### GIVEN TEXT

Title: | Comparison of MODIS and SWAT evapotranspiration over a complex terrain at different spatial scales |
Authors: | Abiodun, O.O., H. Guan, V.E.A. Post and O. Batelaan |
Year: | 2018 |
Journal: | Hydrology and Earth System Sciences |
Volume (Issue): | 22(5) |
Pages: | 2775-2794 |
Article ID: | |
DOI: | 10.5194/hess-22-2775-2018 |
URL (non-DOI journals): | |
Model: | SWAT |
Broad Application Category: | hydrologic only |
Primary Application Category: | evapotranspiration assessment |
Secondary Application Category: | hydrologic assessment |
Watershed Description: | 44 km^2 Sixth Creek located in the western part of the Mountain Lofty ranges in the state of South Australia, Australia. |
Calibration Summary: | |
Validation Summary: | |
General Comments: | |
Abstract: | In most hydrological systems, evapotranspiration
(ET) and precipitation are the largest components of the water
balance, which are difficult to estimate, particularly over
complex terrain. In recent decades, the advent of remotely
sensed data based ET algorithms and distributed hydrological
models has provided improved spatially upscaled ET estimates.
However, information on the performance of these
methods at various spatial scales is limited. This study compares
the ET from the MODIS remotely sensed ET dataset
(MOD16) with the ET estimates from a SWAT hydrological
model on graduated spatial scales for the complex terrain
of the Sixth Creek Catchment of the Western Mount Lofty
Ranges, South Australia. ET from both models was further
compared with the coarser-resolution AWRA-L model at
catchment scale. The SWAT model analyses are performed
on daily timescales with a 6-year calibration period (2000–
2005) and 7-year validation period (2007–2013). Differences
in ET estimation between the SWAT and MOD16 methods
of up to 31, 19, 15, 11 and 9% were observed at respectively
1, 4, 9, 16 and 25 km2 spatial resolutions. Based on
the results of the study, a spatial scale of confidence of 4 km2
for catchment-scale evapotranspiration is suggested in complex
terrain. Land cover differences, HRU parameterisation
in AWRA-L and catchment-scale averaging of input climate
data in the SWAT semi-distributed model were identified as
the principal sources of weaker correlations at higher spatial
resolution. |
Language: | English |
Keywords: | |

######

Answer these questions about the evapotranspiration study entry:
(a) In which journal was the study published?
(b) What is the area of the Sixth Creek watershed?
(c) What years make up the SWAT validation period?

### ENTRIES SHOWN

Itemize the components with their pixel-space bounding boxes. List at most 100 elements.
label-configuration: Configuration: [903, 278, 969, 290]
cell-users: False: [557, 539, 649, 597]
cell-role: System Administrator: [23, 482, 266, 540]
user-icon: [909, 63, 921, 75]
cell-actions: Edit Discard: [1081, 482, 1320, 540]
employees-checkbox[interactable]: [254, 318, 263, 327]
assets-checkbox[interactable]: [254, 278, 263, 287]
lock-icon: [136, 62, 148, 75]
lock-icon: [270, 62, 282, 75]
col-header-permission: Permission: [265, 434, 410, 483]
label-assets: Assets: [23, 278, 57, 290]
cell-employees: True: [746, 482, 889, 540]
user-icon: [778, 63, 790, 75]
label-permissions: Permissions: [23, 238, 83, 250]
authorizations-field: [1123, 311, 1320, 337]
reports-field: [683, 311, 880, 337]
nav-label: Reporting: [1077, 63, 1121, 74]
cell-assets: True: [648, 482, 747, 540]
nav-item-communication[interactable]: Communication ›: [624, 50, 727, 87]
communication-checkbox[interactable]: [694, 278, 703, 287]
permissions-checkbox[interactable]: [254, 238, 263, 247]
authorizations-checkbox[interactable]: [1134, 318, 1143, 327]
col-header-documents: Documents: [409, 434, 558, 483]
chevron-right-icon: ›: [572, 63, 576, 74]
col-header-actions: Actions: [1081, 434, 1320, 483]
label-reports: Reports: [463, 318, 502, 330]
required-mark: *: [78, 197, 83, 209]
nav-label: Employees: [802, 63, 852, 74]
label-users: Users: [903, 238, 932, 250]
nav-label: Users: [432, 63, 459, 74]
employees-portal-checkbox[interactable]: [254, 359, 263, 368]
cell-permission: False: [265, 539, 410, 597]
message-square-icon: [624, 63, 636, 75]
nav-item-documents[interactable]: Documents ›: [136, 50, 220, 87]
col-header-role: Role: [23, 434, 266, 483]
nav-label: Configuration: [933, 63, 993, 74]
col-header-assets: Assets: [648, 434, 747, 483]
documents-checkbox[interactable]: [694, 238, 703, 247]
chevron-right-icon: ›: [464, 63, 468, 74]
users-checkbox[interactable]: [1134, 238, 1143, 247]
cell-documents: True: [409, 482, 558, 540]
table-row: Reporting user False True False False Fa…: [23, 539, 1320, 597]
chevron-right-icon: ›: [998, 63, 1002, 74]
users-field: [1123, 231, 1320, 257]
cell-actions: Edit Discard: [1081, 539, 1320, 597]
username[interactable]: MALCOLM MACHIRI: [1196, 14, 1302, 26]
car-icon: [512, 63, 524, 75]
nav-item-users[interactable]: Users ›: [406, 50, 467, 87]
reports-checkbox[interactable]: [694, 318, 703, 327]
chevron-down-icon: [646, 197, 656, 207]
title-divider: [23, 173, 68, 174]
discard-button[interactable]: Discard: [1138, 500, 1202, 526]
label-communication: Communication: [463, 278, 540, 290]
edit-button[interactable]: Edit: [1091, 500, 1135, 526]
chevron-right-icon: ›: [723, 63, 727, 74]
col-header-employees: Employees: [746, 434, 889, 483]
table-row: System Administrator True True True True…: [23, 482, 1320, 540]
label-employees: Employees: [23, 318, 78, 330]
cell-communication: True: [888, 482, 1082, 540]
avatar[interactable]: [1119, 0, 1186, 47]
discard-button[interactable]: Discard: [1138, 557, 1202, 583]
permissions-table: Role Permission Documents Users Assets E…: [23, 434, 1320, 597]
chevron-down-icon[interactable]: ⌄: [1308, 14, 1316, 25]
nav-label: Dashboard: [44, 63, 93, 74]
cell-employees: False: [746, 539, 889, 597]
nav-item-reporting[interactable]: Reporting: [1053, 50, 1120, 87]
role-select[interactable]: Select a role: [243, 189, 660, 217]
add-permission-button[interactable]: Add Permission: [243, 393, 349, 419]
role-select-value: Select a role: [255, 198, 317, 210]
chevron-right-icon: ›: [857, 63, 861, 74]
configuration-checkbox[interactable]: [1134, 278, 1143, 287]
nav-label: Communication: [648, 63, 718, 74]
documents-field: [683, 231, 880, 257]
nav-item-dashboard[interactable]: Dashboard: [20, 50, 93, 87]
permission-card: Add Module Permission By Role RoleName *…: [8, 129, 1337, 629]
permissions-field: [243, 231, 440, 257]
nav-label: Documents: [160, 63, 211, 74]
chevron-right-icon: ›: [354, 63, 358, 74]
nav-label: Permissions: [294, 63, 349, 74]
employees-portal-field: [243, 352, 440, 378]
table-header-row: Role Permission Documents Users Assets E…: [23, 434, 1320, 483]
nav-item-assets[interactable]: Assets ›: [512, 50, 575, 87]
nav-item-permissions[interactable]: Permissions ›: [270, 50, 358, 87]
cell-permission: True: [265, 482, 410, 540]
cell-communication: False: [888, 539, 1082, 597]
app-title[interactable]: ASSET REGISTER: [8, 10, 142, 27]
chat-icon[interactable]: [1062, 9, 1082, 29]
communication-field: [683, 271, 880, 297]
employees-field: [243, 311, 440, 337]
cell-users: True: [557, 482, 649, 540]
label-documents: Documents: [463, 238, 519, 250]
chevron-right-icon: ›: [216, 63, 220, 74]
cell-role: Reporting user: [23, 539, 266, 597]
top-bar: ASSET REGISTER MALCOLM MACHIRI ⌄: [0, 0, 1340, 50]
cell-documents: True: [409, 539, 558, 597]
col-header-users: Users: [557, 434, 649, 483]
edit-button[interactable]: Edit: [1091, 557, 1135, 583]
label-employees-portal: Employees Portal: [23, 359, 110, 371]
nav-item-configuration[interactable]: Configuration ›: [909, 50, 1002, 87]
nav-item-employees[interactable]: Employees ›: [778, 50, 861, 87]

######

**RESPONSE TO THE TASK**:
(a) Hydrology and Earth System Sciences
(b) 44 km^2
(c) 2007–2013